- Requirements -
Give back every line exactly as it appears, pictures excluded.

- Supplied entries -
════════════════════

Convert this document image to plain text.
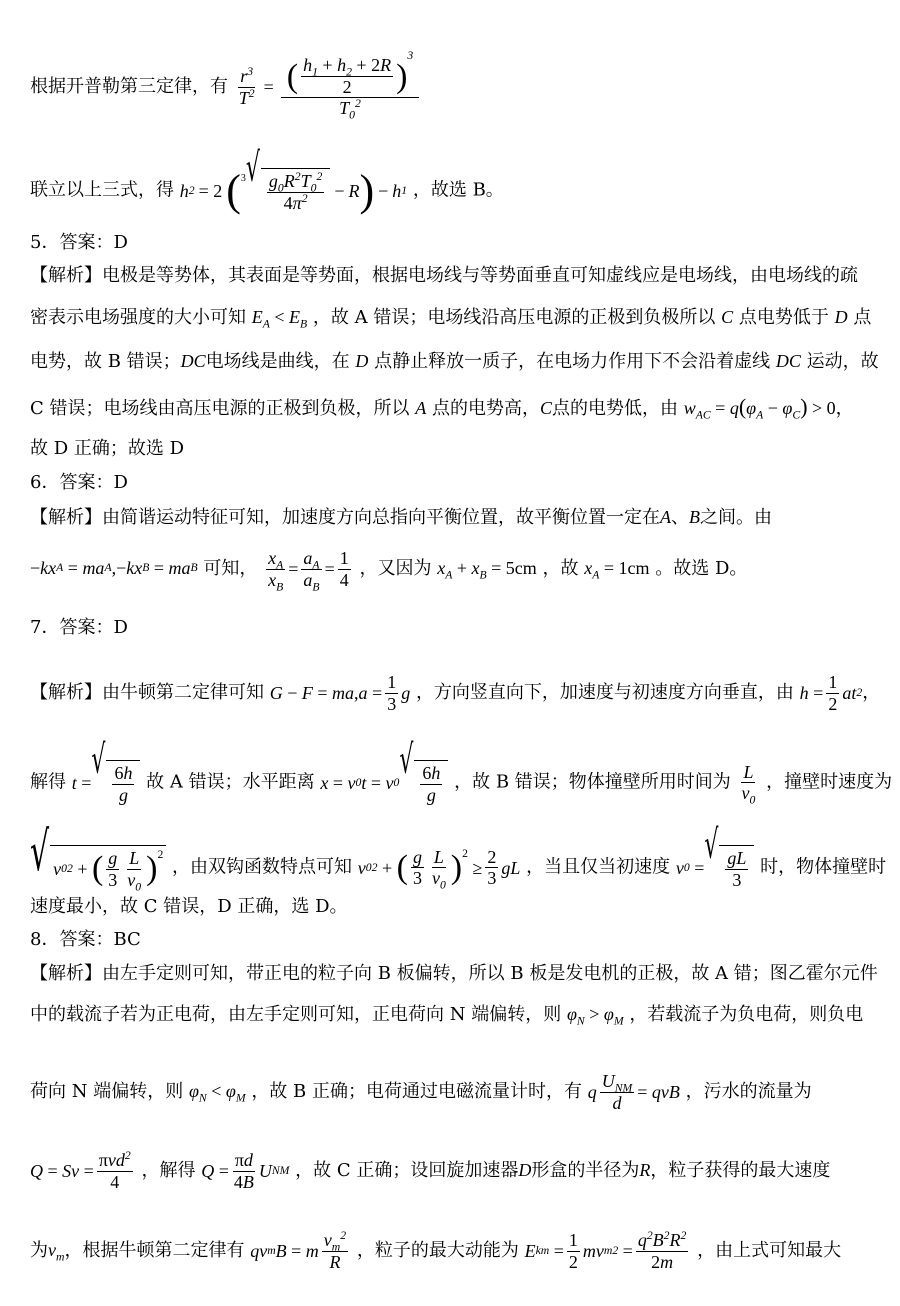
根据开普勒第三定律，有 $\frac{r^3}{T^2} = \frac{( \frac{h_1 + h_2 + 2R}{2} )^3}{T_0^2}$
联立以上三式，得 h 2 = 2 ( 3 √
$\frac{g_0R^2T_0^2}{4\pi^2} - R$ ) − h 1 ，故选 B。
5．答案：D
【解析】电极是等势体，其表面是等势面，根据电场线与等势面垂直可知虚线应是电场线，由电场线的疏
密表示电场强度的大小可知 $E_A < E_B$ ，故 A 错误；电场线沿高压电源的正极到负极所以 C 点电势低于 D 点
电势，故 B 错误；DC电场线是曲线，在 D 点静止释放一质子，在电场力作用下不会沿着虚线 DC 运动，故
C 错误；电场线由高压电源的正极到负极，所以 A 点的电势高，C点的电势低，由 $w_{AC} = q(\varphi_A - \varphi_C) > 0$，
故 D 正确；故选 D
6．答案：D
【解析】由简谐运动特征可知，加速度方向总指向平衡位置，故平衡位置一定在A、B之间。由
− kx A = ma A ,− kx B = ma B 可知， $\frac{x_A}{x_B} = \frac{a_A}{a_B} = \frac{1}{4}$ ，又因为 $x_A + x_B = 5cm$ ，故 $x_A = 1cm$ 。故选 D。
7．答案：D
【解析】由牛顿第二定律可知 G − F = ma , $a = \frac{1}{3}$ g ，方向竖直向下，加速度与初速度方向垂直，由 $h = \frac{1}{2}$ at 2 ，
解得 t = √
$\frac{6h}{g}$ 故 A 错误；水平距离 x = v 0 t = v 0 √
$\frac{6h}{g}$ ，故 B 错误；物体撞壁所用时间为 $\frac{L}{v_0}$ ，撞壁时速度为
√ v 0 2 + ( $\frac{g}{3} \frac{L}{v_0} )^2$
，由双钩函数特点可知 v 0 2 + ( $\frac{g}{3} \frac{L}{v_0} )^2$
≥ $\frac{2}{3}$ gL ，当且仅当初速度 v 0 = √
$\frac{gL}{3}$ 时，物体撞壁时
速度最小，故 C 错误，D 正确，选 D。
8．答案：BC
【解析】由左手定则可知，带正电的粒子向 B 板偏转，所以 B 板是发电机的正极，故 A 错；图乙霍尔元件
中的载流子若为正电荷，由左手定则可知，正电荷向 N 端偏转，则 $\varphi_N > \varphi_M$ ，若载流子为负电荷，则负电
荷向 N 端偏转，则 $\varphi_N < \varphi_M$ ，故 B 正确；电荷通过电磁流量计时，有 q $\frac{U_{NM}}{d}$ = qvB ，污水的流量为
$Q = Sv = \frac{\pi vd^2}{4}$ ，解得 $Q = \frac{\pi d}{4B}$ U NM ，故 C 正确；设回旋加速器D形盒的半径为R，粒子获得的最大速度
为$v_m$，根据牛顿第二定律有 qv m B = m $\frac{v_m^2}{R}$ ，粒子的最大动能为 E km = $\frac{1}{2}$ mv m $2 = \frac{q^2B^2R^2}{2m}$ ，由上式可知最大
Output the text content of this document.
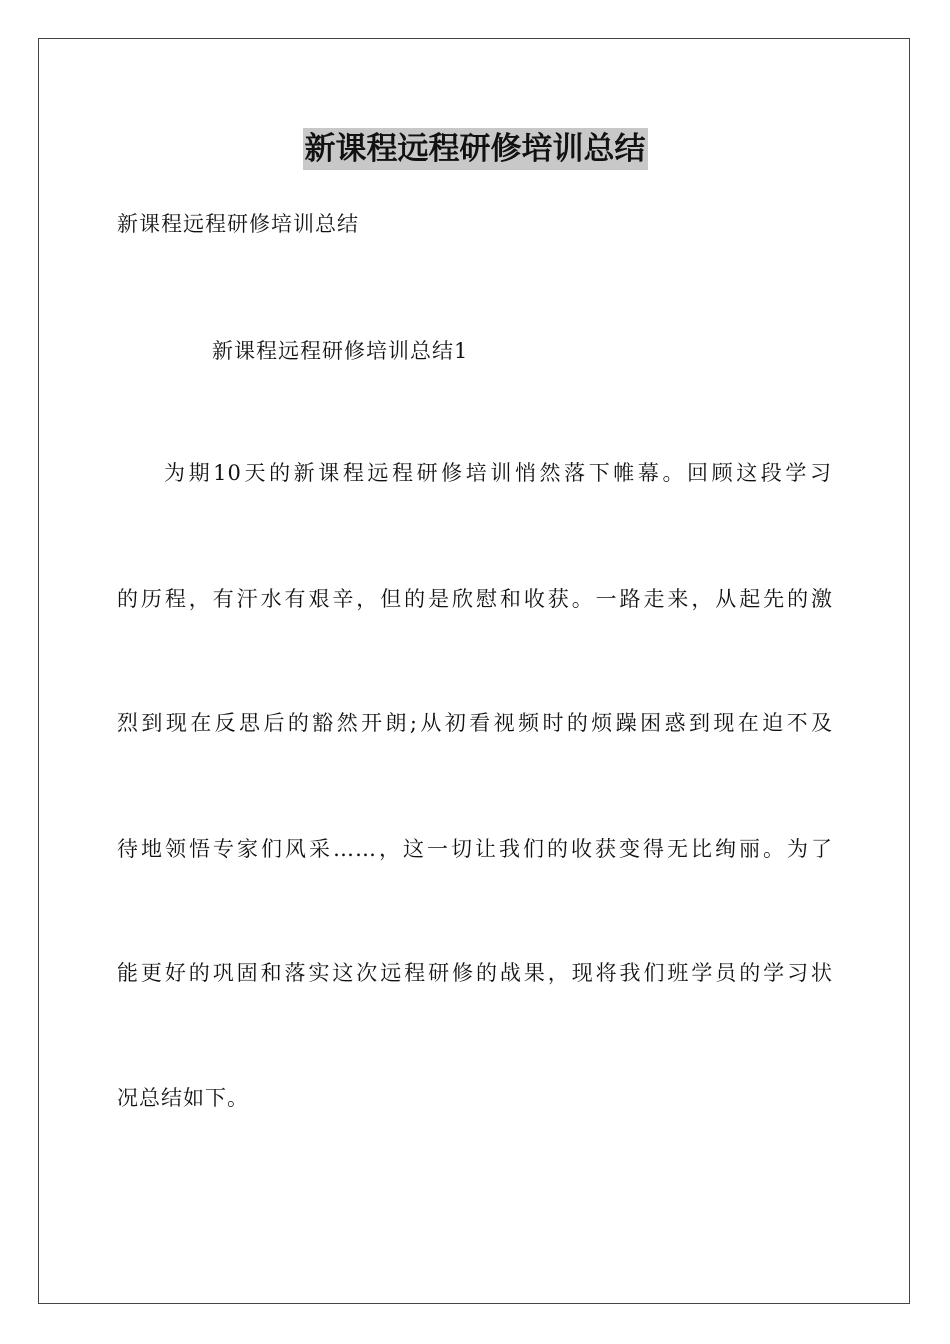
新课程远程研修培训总结
新课程远程研修培训总结
新课程远程研修培训总结1
为期10天的新课程远程研修培训悄然落下帷幕。回顾这段学习
的历程，有汗水有艰辛，但的是欣慰和收获。一路走来，从起先的激
烈到现在反思后的豁然开朗;从初看视频时的烦躁困惑到现在迫不及
待地领悟专家们风采……，这一切让我们的收获变得无比绚丽。为了
能更好的巩固和落实这次远程研修的战果，现将我们班学员的学习状
况总结如下。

════════════════════

- Final result -
Convert this document image to plain text.
根据开普勒第三定律，有 $\frac{r^3}{T^2} = \frac{( \frac{h_1 + h_2 + 2R}{2} )^3}{T_0^2}$
联立以上三式，得 h 2 = 2 ( 3 √
$\frac{g_0R^2T_0^2}{4\pi^2} - R$ ) − h 1 ，故选 B。
5．答案：D
【解析】电极是等势体，其表面是等势面，根据电场线与等势面垂直可知虚线应是电场线，由电场线的疏
密表示电场强度的大小可知 $E_A < E_B$ ，故 A 错误；电场线沿高压电源的正极到负极所以 C 点电势低于 D 点
电势，故 B 错误；DC电场线是曲线，在 D 点静止释放一质子，在电场力作用下不会沿着虚线 DC 运动，故
C 错误；电场线由高压电源的正极到负极，所以 A 点的电势高，C点的电势低，由 $w_{AC} = q(\varphi_A - \varphi_C) > 0$，
故 D 正确；故选 D
6．答案：D
【解析】由简谐运动特征可知，加速度方向总指向平衡位置，故平衡位置一定在A、B之间。由
− kx A = ma A ,− kx B = ma B 可知， $\frac{x_A}{x_B} = \frac{a_A}{a_B} = \frac{1}{4}$ ，又因为 $x_A + x_B = 5cm$ ，故 $x_A = 1cm$ 。故选 D。
7．答案：D
【解析】由牛顿第二定律可知 G − F = ma , $a = \frac{1}{3}$ g ，方向竖直向下，加速度与初速度方向垂直，由 $h = \frac{1}{2}$ at 2 ，
解得 t = √
$\frac{6h}{g}$ 故 A 错误；水平距离 x = v 0 t = v 0 √
$\frac{6h}{g}$ ，故 B 错误；物体撞壁所用时间为 $\frac{L}{v_0}$ ，撞壁时速度为
√ v 0 2 + ( $\frac{g}{3} \frac{L}{v_0} )^2$
，由双钩函数特点可知 v 0 2 + ( $\frac{g}{3} \frac{L}{v_0} )^2$
≥ $\frac{2}{3}$ gL ，当且仅当初速度 v 0 = √
$\frac{gL}{3}$ 时，物体撞壁时
速度最小，故 C 错误，D 正确，选 D。
8．答案：BC
【解析】由左手定则可知，带正电的粒子向 B 板偏转，所以 B 板是发电机的正极，故 A 错；图乙霍尔元件
中的载流子若为正电荷，由左手定则可知，正电荷向 N 端偏转，则 $\varphi_N > \varphi_M$ ，若载流子为负电荷，则负电
荷向 N 端偏转，则 $\varphi_N < \varphi_M$ ，故 B 正确；电荷通过电磁流量计时，有 q $\frac{U_{NM}}{d}$ = qvB ，污水的流量为
$Q = Sv = \frac{\pi vd^2}{4}$ ，解得 $Q = \frac{\pi d}{4B}$ U NM ，故 C 正确；设回旋加速器D形盒的半径为R，粒子获得的最大速度
为$v_m$，根据牛顿第二定律有 qv m B = m $\frac{v_m^2}{R}$ ，粒子的最大动能为 E km = $\frac{1}{2}$ mv m $2 = \frac{q^2B^2R^2}{2m}$ ，由上式可知最大
Output the text content of this document.
新课程远程研修培训总结
新课程远程研修培训总结
新课程远程研修培训总结1
为期10天的新课程远程研修培训悄然落下帷幕。回顾这段学习
的历程，有汗水有艰辛，但的是欣慰和收获。一路走来，从起先的激
烈到现在反思后的豁然开朗;从初看视频时的烦躁困惑到现在迫不及
待地领悟专家们风采……，这一切让我们的收获变得无比绚丽。为了
能更好的巩固和落实这次远程研修的战果，现将我们班学员的学习状
况总结如下。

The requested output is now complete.